Extracted records
-*-*-
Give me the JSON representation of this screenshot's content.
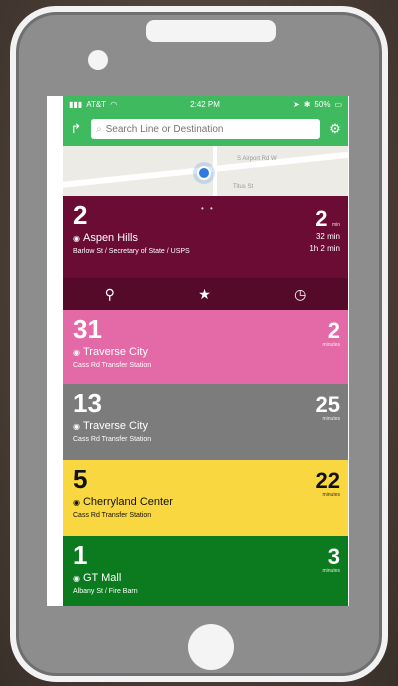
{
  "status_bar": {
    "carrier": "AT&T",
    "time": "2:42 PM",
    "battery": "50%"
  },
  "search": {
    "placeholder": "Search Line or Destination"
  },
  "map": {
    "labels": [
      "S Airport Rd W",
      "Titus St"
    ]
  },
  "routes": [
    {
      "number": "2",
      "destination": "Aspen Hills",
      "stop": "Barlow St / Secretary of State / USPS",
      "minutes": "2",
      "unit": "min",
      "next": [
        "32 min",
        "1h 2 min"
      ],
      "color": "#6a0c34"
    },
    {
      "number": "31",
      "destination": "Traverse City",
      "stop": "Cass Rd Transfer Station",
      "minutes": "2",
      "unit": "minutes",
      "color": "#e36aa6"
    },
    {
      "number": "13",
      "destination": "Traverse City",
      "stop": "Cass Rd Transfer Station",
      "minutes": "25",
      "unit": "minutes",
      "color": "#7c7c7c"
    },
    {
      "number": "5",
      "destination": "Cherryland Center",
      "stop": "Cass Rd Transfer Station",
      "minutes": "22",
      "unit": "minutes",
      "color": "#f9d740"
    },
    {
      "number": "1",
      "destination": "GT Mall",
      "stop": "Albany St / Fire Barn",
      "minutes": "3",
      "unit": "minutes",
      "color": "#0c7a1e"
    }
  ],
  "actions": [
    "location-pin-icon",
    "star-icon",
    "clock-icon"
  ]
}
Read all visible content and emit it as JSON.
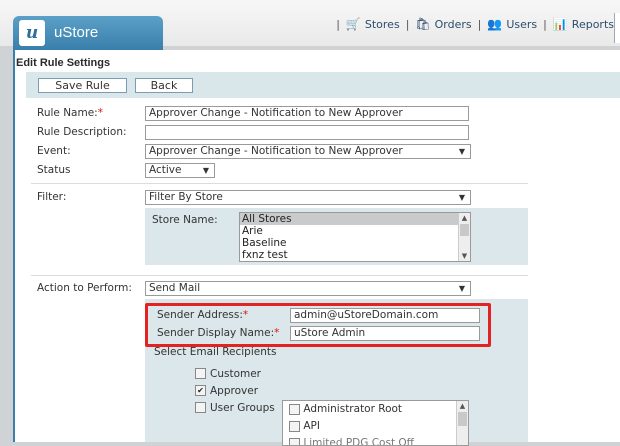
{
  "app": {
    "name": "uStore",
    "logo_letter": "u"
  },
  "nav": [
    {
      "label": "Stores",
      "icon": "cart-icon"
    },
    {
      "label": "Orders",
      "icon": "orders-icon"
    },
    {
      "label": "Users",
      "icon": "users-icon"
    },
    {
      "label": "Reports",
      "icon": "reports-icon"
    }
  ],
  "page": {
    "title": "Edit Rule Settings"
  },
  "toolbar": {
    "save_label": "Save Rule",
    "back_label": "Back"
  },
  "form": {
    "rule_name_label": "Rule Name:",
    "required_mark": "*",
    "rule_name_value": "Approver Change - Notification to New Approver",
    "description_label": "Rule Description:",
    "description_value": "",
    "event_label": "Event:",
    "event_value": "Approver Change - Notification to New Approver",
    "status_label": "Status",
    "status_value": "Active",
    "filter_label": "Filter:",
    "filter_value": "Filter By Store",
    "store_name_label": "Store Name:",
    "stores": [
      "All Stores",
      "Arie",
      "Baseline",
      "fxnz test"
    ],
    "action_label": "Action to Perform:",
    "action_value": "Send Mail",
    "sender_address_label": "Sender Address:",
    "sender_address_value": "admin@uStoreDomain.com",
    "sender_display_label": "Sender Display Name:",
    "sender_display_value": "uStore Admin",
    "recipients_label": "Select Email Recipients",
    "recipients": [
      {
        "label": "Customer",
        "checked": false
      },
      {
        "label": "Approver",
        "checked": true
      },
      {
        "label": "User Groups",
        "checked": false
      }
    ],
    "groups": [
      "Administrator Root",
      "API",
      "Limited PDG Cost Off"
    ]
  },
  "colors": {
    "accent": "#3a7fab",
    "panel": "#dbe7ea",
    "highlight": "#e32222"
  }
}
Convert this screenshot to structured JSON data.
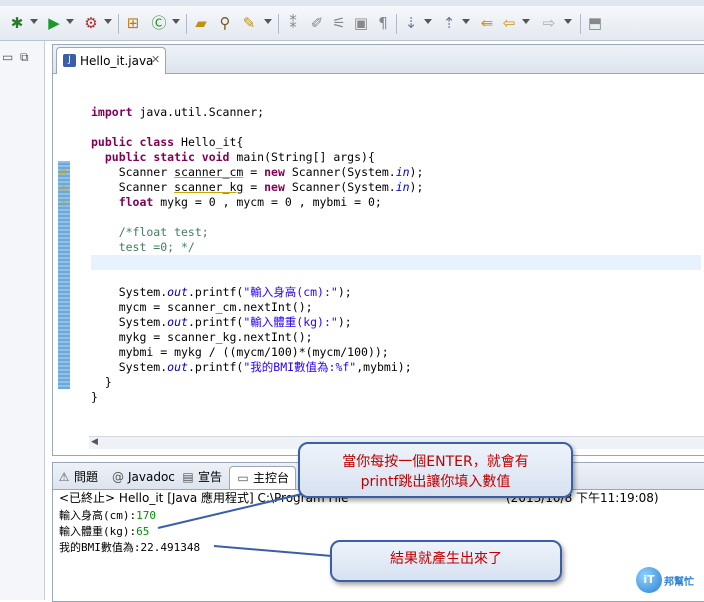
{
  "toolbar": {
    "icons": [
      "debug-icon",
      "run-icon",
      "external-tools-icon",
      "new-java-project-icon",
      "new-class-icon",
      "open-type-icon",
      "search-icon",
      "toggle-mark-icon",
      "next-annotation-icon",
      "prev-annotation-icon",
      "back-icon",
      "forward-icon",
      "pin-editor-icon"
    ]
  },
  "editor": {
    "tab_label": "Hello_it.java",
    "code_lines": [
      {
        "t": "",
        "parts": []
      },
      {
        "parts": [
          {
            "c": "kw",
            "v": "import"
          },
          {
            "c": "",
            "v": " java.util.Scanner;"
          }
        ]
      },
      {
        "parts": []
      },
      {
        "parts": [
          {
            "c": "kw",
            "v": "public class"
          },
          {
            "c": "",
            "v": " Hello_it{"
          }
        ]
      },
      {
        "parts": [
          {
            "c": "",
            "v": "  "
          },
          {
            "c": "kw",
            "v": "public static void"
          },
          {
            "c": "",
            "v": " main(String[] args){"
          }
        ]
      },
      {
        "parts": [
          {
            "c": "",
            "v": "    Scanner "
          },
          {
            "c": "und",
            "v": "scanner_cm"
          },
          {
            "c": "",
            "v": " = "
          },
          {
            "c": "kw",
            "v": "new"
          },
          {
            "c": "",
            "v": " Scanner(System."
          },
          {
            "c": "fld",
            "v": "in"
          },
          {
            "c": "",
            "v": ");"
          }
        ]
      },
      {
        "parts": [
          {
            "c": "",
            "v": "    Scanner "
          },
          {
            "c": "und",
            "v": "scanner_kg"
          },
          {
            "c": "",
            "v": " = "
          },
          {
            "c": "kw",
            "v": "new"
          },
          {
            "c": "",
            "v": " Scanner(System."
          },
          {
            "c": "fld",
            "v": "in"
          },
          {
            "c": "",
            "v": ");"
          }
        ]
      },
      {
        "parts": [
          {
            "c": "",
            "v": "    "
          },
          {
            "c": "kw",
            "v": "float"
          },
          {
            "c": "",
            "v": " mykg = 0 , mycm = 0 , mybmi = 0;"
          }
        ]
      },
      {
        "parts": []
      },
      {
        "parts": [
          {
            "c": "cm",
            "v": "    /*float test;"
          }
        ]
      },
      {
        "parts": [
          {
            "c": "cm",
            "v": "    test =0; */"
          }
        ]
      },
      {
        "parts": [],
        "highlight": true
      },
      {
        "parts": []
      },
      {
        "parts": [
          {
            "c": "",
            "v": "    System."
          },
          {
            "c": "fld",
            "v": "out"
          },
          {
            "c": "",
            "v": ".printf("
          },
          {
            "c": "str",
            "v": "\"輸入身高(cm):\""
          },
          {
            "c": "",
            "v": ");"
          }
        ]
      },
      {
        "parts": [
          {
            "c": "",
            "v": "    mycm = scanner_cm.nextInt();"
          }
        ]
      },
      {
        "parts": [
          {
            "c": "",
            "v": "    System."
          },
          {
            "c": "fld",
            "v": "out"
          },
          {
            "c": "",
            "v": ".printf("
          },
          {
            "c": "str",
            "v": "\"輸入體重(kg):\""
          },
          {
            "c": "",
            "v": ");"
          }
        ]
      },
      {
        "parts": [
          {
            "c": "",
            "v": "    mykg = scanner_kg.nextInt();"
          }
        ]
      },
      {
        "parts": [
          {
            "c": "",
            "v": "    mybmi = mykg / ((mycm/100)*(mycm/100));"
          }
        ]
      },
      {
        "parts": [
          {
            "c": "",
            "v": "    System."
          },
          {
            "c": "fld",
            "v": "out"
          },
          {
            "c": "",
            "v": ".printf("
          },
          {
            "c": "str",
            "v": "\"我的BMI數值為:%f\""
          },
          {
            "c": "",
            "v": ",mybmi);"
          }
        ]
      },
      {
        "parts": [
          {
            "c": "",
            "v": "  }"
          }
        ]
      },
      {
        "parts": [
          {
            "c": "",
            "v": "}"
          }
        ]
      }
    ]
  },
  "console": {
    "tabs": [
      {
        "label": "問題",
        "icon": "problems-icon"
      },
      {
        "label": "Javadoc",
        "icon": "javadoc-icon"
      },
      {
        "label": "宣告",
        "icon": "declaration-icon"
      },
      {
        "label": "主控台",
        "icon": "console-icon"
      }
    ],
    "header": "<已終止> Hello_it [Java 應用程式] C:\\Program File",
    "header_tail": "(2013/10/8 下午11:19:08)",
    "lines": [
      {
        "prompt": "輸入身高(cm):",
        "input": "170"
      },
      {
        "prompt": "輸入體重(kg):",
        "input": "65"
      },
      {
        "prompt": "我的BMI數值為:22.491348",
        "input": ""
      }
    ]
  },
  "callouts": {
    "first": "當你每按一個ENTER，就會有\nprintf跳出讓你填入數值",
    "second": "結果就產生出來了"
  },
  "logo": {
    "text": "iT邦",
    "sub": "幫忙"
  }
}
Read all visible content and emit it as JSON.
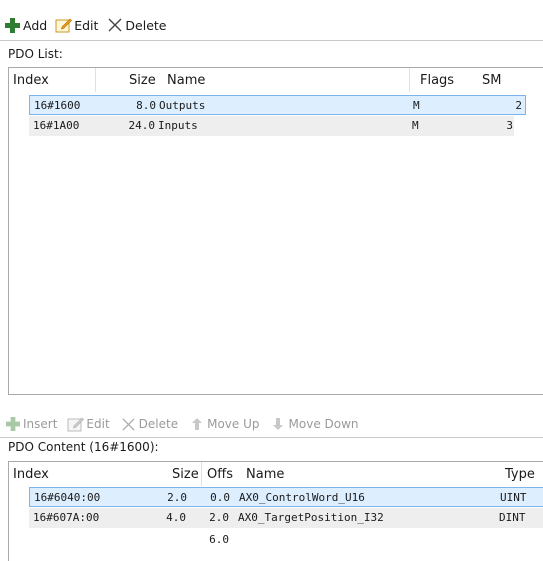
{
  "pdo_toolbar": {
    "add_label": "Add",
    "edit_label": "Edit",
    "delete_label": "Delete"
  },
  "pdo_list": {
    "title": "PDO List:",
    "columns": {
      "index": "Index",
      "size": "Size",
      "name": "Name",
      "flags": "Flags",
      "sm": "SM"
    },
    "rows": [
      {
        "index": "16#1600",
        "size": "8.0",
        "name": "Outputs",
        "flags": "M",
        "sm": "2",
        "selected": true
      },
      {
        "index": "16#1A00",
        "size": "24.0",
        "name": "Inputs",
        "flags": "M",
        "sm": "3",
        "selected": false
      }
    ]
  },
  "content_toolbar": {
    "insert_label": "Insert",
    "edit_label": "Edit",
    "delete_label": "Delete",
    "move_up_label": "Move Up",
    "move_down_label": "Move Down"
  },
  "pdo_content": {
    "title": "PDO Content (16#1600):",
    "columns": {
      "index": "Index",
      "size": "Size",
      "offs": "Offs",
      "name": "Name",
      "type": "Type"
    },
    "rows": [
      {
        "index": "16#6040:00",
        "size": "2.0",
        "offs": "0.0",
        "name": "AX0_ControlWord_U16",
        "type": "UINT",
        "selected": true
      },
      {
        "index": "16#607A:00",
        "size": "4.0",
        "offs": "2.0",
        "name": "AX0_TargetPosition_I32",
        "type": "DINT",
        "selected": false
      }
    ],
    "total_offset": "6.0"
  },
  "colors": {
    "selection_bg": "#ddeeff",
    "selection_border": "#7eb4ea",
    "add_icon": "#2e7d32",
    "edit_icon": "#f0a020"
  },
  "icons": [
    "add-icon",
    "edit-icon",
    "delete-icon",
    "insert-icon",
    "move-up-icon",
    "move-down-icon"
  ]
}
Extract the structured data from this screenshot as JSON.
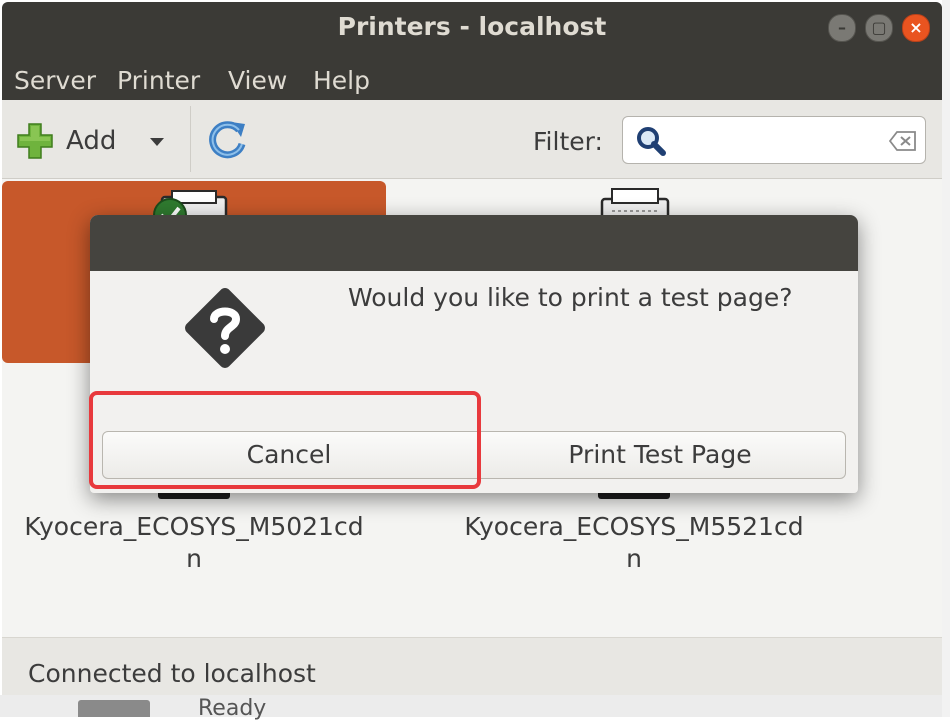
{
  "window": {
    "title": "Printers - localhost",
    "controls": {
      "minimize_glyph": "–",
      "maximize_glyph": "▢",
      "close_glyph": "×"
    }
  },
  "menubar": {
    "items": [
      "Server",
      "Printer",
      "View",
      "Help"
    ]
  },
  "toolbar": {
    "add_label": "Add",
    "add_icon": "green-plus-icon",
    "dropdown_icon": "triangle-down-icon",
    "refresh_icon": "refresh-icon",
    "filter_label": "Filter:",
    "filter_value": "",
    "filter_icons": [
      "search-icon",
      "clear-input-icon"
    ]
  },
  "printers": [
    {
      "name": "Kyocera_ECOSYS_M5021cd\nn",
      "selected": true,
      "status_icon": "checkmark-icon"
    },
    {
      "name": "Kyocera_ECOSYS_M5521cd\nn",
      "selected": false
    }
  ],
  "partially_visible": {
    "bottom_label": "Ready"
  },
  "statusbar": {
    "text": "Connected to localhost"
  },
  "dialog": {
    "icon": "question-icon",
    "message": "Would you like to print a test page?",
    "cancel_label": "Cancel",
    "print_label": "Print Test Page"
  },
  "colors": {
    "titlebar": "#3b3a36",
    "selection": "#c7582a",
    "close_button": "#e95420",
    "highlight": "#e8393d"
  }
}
-*-*-
*What to do*: Report each line in the preceding entries that holds the string "我的BMI數值為".

*The response*:
            "v": "\"我的BMI數值為:%f\""
        "prompt": "我的BMI數值為:22.491348",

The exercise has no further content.